EXERCISE GOAL. Identify the lines that contain the string "title", then copy each of them.

# START OF DATA

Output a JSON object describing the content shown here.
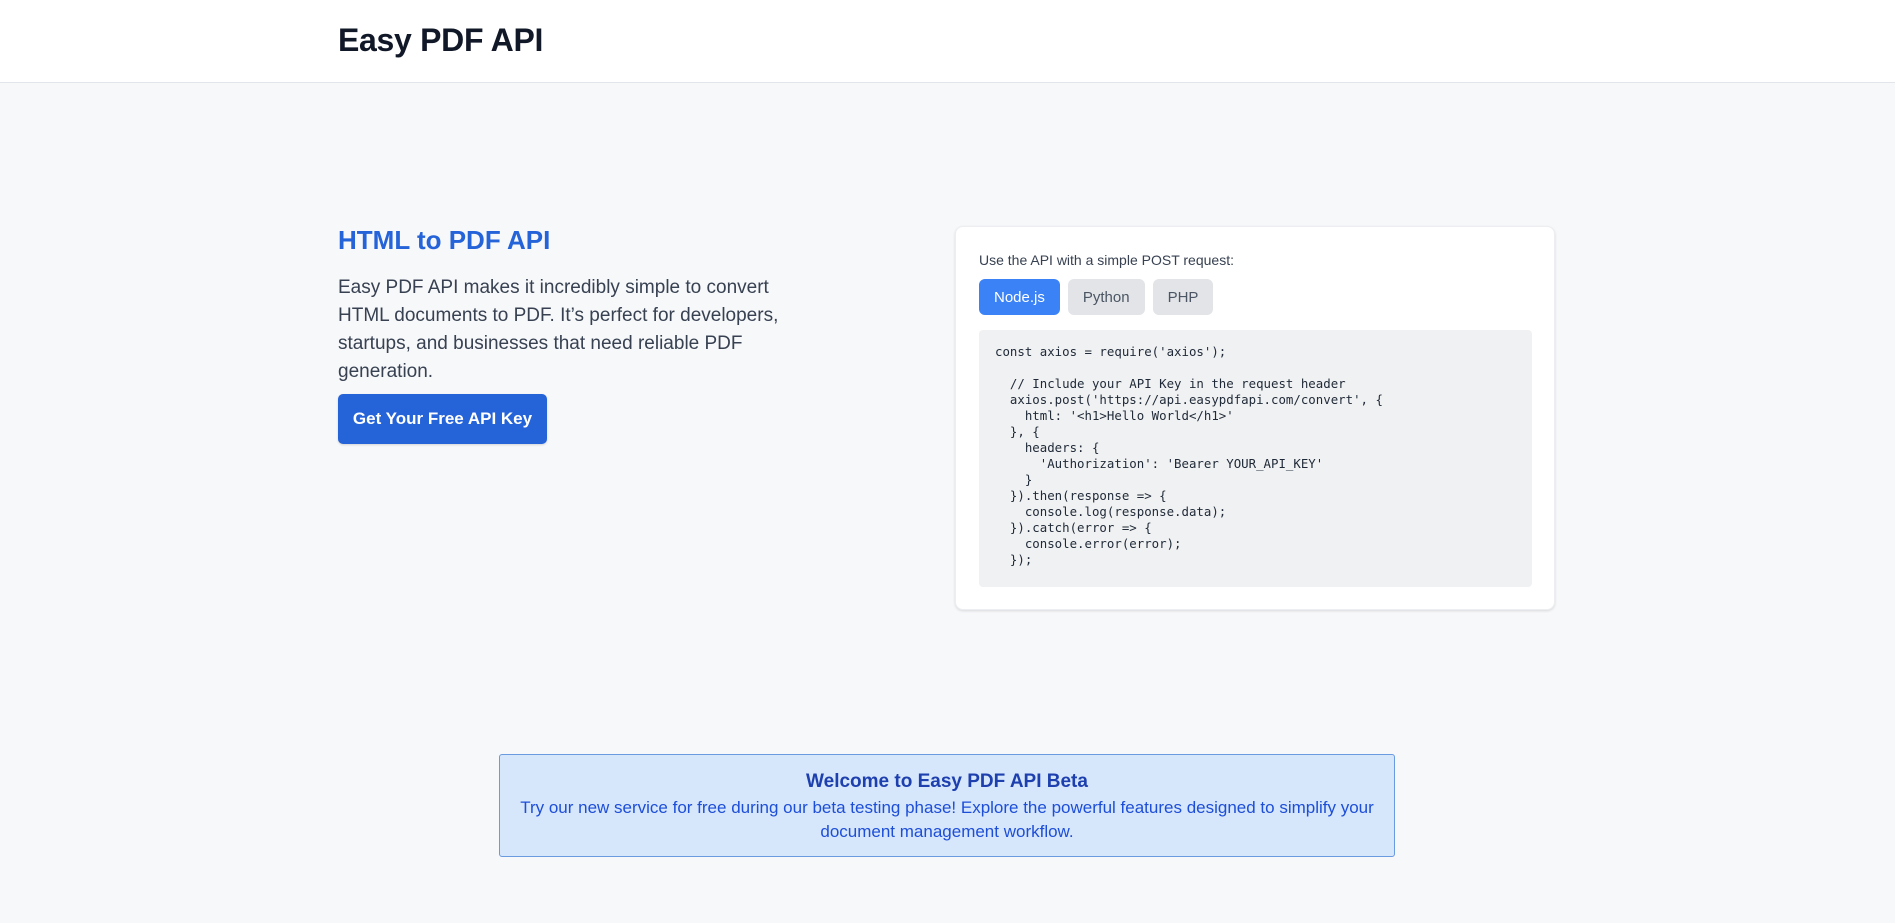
{
  "header": {
    "brand": "Easy PDF API"
  },
  "hero": {
    "title": "HTML to PDF API",
    "description": "Easy PDF API makes it incredibly simple to convert HTML documents to PDF. It’s perfect for developers, startups, and businesses that need reliable PDF generation.",
    "cta_label": "Get Your Free API Key"
  },
  "api_card": {
    "intro": "Use the API with a simple POST request:",
    "tabs": [
      {
        "label": "Node.js",
        "active": true
      },
      {
        "label": "Python",
        "active": false
      },
      {
        "label": "PHP",
        "active": false
      }
    ],
    "code": "const axios = require('axios');\n\n  // Include your API Key in the request header\n  axios.post('https://api.easypdfapi.com/convert', {\n    html: '<h1>Hello World</h1>'\n  }, {\n    headers: {\n      'Authorization': 'Bearer YOUR_API_KEY'\n    }\n  }).then(response => {\n    console.log(response.data);\n  }).catch(error => {\n    console.error(error);\n  });"
  },
  "banner": {
    "title": "Welcome to Easy PDF API Beta",
    "text": "Try our new service for free during our beta testing phase! Explore the powerful features designed to simplify your document management workflow."
  },
  "colors": {
    "accent": "#2563d9",
    "tab_active": "#3b82f6",
    "banner_bg": "#d6e6fb",
    "banner_text": "#1e40af",
    "page_bg": "#f7f8fa"
  }
}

# END OF DATA

ANSWER TO THE EXERCISE.
    "title": "HTML to PDF API",
    "title": "Welcome to Easy PDF API Beta",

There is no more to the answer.